_Cytowany tekst_.
========================================
Skocz do zawartości

[WCF] Golden State Warriors (1) – Oklahoma City Thunder (3)


barcalover

  

80 użytkowników zagłosowało

  1. 1. Golden State Warriors - Oklahoma City Thunder

    • GSW - Thunder 4:0
      2
    • GSW - Thunder 4:1
      7
    • GSW - Thunder 4:2
      31
    • GSW - Thunder 4:3
      13
    • GSW - Thunder 3:4
      10
    • GSW - Thunder 2:4
      16
    • GSW - Thunder 1:4
      1
    • GSW - Thunder 0:4
      0


Rekomendowane odpowiedzi

Jestem pozytywnie zaskoczony, że nikt jeszcze nie wrzucił "don't ever bla bla bla champion" Rudy'ego T.

 

Właśnie chciałem to zrobić... Zresztą wskazane przez Ciebie zdanie Rudy'ego T. przytoczyłem podczas rozmowy z kumplem po Game 4. Kolega juz był pewien, że w finałach spotkają się Cavs z Thunder. Nawet po tak marnych spotkaniach jak Game 3 i 4 w wykonaniu Warriors nie można skreślać mistrzów NBA i ekipy, która wygrała 73 mecze w RS. Tak naprawdę bowiem Warriors musieli przełamać mecz wyjazdowy. Tyle - i to zrobili.

 

Sam mecz był taki, jak chce się oglądać i dla jakiego warto zarywać nocki. To miła odmiana po kilku ostatnich spotkaniach, kiedy emocje w meczach Cavs - Raps i Thunder - Warriors kończyły się po 1 kwarcie.

 

Mecz każdy oglądał, więc nie ma co specjalnie się rozpisywać na temat jego przebiegu. Moje konkluzje są takie:

 

a) Steven Adams jest megazaskoczeniem. Do czasu obecnych PO uważałem, że jest to typowy, przeciętny biały kołek do walki na dechach, cos tam pobroni, trafi spod kosza i tyle. Wielu takich NBA widziała... Myliłem się - Steven Adams jest potworem, zwłaszcza dla grajacych small-ballem Warriors. W zasadzie w kadej akcji ofensywnej szedł na dechę, zbierał albo wywierał presję, wkurwiał, irytował, męczył - takich ludzi się uwielbia i szanuje. Ciekaw jestem jak przyszłość zweryfikuje tego zawodnika. O to, że będzie Jeromem Jamesem nie boję się, ale pytanie brzmi na ile ta seria spowodowała, że dla Thunder będzie to gracz zbyt drogi do zatrzymania?
========================================
_Dostępne dane_.
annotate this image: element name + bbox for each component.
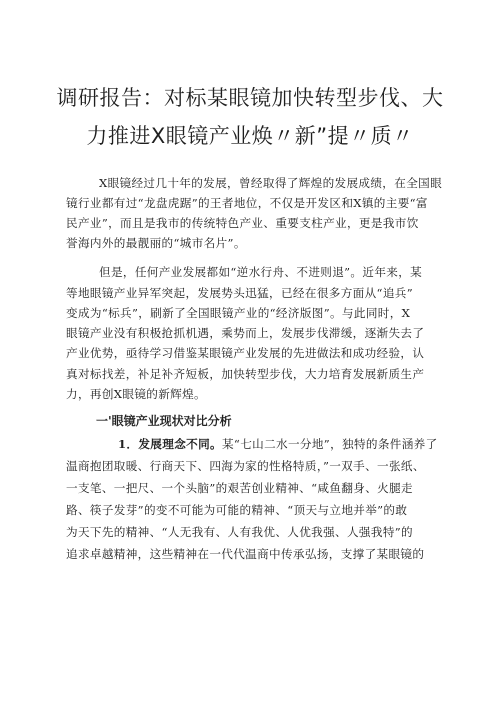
========================================
_Cel zadania_.
Przepisz wiernie fragment cytowanego tekstu zaczynający się od słów „Rekomendowane odpowiedzi”; zakończ po słowach „i to zrobili.”.

_Odpowiedź pisemna_.
Rekomendowane odpowiedzi

Jestem pozytywnie zaskoczony, że nikt jeszcze nie wrzucił "don't ever bla bla bla champion" Rudy'ego T.

 

Właśnie chciałem to zrobić... Zresztą wskazane przez Ciebie zdanie Rudy'ego T. przytoczyłem podczas rozmowy z kumplem po Game 4. Kolega juz był pewien, że w finałach spotkają się Cavs z Thunder. Nawet po tak marnych spotkaniach jak Game 3 i 4 w wykonaniu Warriors nie można skreślać mistrzów NBA i ekipy, która wygrała 73 mecze w RS. Tak naprawdę bowiem Warriors musieli przełamać mecz wyjazdowy. Tyle - i to zrobili.